[Begin AVAILABLE DATA]

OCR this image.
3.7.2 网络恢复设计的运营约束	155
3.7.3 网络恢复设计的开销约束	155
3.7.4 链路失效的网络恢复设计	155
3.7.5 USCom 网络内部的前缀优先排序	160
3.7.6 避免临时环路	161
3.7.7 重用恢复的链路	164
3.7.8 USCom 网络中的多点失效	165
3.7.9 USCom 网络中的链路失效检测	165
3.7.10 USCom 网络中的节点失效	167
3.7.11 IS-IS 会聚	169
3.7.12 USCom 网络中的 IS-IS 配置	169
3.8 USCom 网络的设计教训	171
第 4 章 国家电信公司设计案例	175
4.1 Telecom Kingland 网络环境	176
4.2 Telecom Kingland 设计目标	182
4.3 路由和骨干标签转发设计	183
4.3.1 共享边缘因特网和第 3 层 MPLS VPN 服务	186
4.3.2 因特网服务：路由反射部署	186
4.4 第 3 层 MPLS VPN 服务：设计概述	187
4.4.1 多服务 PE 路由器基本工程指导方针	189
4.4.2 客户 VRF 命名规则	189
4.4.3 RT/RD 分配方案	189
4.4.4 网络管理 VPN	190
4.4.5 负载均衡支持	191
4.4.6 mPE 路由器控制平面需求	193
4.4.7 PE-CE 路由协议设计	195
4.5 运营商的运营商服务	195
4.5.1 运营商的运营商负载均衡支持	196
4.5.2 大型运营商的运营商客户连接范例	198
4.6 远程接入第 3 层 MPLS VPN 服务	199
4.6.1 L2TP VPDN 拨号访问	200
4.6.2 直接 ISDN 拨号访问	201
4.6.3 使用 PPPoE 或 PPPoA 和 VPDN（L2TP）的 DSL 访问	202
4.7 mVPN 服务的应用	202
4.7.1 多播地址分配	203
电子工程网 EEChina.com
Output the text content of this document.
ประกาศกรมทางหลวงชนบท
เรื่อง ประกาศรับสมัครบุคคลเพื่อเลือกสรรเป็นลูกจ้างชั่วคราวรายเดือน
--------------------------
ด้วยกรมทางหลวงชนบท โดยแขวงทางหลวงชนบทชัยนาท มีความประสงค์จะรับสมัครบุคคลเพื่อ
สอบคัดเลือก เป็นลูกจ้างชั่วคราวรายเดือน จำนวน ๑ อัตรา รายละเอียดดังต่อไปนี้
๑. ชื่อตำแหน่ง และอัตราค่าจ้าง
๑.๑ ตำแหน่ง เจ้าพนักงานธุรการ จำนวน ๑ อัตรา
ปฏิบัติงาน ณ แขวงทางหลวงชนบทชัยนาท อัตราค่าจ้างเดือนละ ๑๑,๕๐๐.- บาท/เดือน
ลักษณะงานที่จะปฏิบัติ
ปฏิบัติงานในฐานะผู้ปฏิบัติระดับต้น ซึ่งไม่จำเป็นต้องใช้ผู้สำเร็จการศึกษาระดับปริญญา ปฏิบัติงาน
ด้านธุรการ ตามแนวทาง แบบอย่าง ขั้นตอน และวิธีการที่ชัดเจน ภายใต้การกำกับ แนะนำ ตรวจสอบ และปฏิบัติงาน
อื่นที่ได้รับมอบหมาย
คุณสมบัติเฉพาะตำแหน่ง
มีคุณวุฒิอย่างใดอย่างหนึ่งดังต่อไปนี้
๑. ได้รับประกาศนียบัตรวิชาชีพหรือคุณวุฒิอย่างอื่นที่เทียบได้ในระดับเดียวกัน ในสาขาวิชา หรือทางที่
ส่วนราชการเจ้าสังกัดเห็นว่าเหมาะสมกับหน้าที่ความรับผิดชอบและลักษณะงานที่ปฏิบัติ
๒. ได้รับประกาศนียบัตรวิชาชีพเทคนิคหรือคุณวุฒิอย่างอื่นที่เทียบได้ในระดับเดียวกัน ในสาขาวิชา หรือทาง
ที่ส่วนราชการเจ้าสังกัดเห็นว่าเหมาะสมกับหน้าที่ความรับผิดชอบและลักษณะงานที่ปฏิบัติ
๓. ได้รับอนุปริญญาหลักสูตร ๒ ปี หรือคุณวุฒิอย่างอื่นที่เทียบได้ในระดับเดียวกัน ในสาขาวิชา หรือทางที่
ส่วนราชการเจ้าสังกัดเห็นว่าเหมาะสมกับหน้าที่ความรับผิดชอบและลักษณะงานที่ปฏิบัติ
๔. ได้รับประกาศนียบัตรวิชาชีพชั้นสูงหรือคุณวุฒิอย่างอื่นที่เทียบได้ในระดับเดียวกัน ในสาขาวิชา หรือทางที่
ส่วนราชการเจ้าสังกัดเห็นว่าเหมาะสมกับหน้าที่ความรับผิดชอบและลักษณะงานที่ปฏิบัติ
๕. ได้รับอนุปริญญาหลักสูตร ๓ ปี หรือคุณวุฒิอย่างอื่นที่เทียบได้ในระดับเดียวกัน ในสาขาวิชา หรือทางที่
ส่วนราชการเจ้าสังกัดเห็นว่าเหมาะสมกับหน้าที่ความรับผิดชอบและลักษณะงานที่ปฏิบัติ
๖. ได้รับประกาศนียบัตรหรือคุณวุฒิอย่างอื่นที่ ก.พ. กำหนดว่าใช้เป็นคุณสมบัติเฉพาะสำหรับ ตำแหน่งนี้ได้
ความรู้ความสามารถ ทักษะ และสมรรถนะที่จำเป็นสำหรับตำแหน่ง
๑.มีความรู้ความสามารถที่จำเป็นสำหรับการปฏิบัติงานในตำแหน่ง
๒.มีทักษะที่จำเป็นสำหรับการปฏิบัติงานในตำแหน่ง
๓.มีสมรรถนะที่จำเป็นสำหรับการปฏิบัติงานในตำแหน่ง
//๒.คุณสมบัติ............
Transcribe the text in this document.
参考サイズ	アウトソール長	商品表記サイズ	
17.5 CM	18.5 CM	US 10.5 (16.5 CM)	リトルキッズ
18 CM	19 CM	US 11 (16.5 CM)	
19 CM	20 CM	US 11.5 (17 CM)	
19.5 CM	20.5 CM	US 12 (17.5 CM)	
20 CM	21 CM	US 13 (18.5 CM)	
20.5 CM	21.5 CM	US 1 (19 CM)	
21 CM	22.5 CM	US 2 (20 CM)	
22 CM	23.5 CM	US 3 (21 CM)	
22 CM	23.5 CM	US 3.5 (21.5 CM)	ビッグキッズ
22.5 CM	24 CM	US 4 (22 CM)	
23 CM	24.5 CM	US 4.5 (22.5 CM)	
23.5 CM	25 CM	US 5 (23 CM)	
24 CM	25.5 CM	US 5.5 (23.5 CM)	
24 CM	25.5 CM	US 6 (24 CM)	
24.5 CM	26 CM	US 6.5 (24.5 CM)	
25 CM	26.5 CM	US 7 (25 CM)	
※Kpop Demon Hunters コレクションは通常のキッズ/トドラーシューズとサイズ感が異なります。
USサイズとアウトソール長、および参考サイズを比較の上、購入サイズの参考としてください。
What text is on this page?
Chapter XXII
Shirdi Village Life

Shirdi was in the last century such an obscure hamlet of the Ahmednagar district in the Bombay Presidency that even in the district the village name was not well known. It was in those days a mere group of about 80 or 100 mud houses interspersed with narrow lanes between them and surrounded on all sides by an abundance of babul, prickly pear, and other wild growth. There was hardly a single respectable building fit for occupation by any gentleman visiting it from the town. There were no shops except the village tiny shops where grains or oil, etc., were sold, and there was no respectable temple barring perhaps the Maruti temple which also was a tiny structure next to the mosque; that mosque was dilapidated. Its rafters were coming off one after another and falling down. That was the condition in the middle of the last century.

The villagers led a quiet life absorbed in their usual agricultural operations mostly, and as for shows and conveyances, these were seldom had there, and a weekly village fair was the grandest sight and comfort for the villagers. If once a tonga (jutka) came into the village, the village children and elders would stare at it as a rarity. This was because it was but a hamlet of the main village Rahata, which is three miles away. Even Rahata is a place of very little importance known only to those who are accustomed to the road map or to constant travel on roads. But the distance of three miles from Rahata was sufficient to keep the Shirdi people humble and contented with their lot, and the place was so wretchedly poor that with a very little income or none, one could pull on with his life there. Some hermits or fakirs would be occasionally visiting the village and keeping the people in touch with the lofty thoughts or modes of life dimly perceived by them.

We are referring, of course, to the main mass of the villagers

[End AVAILABLE DATA]

### TO BE DONE
Of the lines above, copy each that contains "ณสมบ".

### WRITTEN ANSWER
คุณสมบัติเฉพาะตำแหน่ง
๖. ได้รับประกาศนียบัตรหรือคุณวุฒิอย่างอื่นที่ ก.พ. กำหนดว่าใช้เป็นคุณสมบัติเฉพาะสำหรับ ตำแหน่งนี้ได้
//๒.คุณสมบัติ............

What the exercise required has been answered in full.